Set problem
Using the listing below, report all lines holding the word "cursor".
┏━━
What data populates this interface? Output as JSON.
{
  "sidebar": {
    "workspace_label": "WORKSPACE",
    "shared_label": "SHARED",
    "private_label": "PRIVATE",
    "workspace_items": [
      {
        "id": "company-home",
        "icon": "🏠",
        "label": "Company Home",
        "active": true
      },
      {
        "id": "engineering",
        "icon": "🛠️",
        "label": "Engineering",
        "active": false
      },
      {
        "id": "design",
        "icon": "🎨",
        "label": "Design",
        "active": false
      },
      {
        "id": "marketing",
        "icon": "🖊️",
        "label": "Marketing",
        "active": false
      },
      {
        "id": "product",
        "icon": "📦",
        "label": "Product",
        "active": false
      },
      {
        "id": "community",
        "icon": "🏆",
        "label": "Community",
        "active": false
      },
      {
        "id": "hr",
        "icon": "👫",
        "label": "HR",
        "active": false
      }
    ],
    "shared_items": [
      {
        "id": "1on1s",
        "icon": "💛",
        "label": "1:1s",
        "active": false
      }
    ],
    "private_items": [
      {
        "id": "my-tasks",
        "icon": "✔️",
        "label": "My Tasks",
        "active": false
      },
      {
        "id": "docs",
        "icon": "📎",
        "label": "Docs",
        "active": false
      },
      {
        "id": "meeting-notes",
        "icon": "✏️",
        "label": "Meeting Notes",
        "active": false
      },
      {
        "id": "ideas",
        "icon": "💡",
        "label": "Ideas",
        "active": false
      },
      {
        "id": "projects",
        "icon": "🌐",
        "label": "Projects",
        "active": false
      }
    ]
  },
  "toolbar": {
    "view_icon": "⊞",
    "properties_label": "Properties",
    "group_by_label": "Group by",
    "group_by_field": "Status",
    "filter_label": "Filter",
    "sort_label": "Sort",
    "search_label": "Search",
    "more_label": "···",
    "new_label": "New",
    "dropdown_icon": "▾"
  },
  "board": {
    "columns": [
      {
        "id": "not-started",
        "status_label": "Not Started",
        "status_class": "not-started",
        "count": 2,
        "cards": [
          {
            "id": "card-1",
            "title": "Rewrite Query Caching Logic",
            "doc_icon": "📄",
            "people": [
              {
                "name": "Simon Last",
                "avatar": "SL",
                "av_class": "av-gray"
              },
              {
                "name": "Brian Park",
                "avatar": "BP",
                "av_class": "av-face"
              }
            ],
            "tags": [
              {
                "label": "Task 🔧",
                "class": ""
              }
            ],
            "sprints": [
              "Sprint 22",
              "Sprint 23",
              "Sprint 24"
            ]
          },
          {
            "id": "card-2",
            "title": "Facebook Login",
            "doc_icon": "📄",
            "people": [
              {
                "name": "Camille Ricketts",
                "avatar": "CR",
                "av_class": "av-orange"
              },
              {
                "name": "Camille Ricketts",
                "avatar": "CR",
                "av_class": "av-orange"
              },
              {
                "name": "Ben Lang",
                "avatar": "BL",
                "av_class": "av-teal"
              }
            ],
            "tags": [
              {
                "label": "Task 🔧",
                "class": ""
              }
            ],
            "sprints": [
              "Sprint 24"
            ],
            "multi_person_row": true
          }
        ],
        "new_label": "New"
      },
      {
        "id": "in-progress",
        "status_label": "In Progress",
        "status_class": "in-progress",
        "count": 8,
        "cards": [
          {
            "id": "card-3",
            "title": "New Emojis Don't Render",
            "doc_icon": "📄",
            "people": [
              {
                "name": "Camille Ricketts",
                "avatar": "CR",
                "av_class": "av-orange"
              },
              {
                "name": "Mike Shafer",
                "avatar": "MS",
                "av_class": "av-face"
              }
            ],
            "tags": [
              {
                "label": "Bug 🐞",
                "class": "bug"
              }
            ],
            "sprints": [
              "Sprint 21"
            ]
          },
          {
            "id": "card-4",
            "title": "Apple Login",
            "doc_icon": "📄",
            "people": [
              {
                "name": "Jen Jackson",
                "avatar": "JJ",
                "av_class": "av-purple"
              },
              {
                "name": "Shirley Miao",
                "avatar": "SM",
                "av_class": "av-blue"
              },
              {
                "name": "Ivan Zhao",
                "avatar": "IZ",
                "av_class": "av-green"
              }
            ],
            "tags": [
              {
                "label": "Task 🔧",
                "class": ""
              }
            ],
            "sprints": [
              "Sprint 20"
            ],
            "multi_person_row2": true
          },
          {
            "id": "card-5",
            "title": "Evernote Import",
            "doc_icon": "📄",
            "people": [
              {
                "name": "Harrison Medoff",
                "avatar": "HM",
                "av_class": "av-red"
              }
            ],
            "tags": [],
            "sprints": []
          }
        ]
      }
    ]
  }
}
┗━━
┏━━
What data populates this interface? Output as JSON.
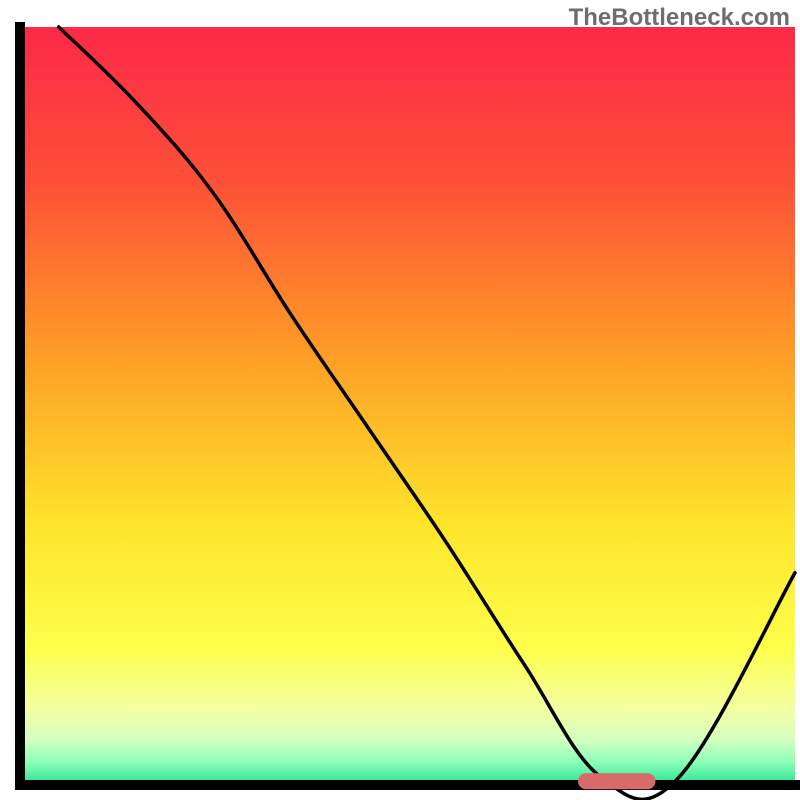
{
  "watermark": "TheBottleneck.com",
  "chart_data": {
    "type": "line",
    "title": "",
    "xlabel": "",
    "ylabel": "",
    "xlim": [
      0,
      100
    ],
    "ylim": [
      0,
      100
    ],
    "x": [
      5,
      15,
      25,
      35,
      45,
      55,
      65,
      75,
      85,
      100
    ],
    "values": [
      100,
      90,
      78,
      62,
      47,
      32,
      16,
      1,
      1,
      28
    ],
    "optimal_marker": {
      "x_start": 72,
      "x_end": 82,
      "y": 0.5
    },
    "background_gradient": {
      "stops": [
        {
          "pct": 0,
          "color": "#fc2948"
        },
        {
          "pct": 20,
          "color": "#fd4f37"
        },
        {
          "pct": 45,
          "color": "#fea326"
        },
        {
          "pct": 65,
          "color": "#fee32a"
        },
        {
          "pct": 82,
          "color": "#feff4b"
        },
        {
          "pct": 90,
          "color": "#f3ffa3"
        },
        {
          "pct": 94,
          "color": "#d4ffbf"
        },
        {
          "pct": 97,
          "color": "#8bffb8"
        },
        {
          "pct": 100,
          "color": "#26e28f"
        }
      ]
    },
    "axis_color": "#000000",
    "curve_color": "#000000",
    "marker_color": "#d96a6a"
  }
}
┗━━
┏━━
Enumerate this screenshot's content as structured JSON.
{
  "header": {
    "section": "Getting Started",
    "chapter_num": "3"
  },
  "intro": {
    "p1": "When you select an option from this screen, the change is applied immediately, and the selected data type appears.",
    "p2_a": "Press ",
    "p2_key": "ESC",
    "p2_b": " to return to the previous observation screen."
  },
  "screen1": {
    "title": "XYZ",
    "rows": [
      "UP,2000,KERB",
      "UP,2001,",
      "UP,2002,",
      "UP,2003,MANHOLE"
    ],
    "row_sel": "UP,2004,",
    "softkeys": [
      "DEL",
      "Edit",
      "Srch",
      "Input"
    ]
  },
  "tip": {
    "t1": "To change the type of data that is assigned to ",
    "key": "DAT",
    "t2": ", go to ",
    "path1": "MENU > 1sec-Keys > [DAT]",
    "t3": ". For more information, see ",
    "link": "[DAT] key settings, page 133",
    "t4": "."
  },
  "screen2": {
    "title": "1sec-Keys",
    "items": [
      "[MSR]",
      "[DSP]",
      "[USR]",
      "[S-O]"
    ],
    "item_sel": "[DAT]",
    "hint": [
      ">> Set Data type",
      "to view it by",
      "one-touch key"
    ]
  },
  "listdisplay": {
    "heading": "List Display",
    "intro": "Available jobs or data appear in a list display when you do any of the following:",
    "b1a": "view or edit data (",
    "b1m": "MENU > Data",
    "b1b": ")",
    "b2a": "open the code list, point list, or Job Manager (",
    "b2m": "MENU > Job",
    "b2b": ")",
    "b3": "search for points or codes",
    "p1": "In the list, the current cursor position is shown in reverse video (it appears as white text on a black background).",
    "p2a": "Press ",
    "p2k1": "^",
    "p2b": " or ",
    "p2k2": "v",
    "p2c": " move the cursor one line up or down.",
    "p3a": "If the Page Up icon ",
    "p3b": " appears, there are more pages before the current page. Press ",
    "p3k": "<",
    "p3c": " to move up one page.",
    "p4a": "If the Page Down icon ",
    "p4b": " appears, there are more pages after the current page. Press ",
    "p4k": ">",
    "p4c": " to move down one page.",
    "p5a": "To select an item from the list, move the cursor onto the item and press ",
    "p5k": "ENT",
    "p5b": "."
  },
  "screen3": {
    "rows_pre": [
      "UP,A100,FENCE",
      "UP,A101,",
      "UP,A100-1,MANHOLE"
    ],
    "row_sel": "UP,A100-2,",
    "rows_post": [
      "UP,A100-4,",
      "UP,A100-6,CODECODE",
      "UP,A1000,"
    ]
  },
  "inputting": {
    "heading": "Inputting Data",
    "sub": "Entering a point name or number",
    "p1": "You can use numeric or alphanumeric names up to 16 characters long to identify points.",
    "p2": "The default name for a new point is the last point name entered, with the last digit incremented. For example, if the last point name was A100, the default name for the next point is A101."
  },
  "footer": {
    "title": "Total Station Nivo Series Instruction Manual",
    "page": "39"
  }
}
┗━━
Solution to this task
    "p1": "In the list, the current cursor position is shown in reverse video (it appears as white text on a black background).",
    "p2c": " move the cursor one line up or down.",
    "p5a": "To select an item from the list, move the cursor onto the item and press ",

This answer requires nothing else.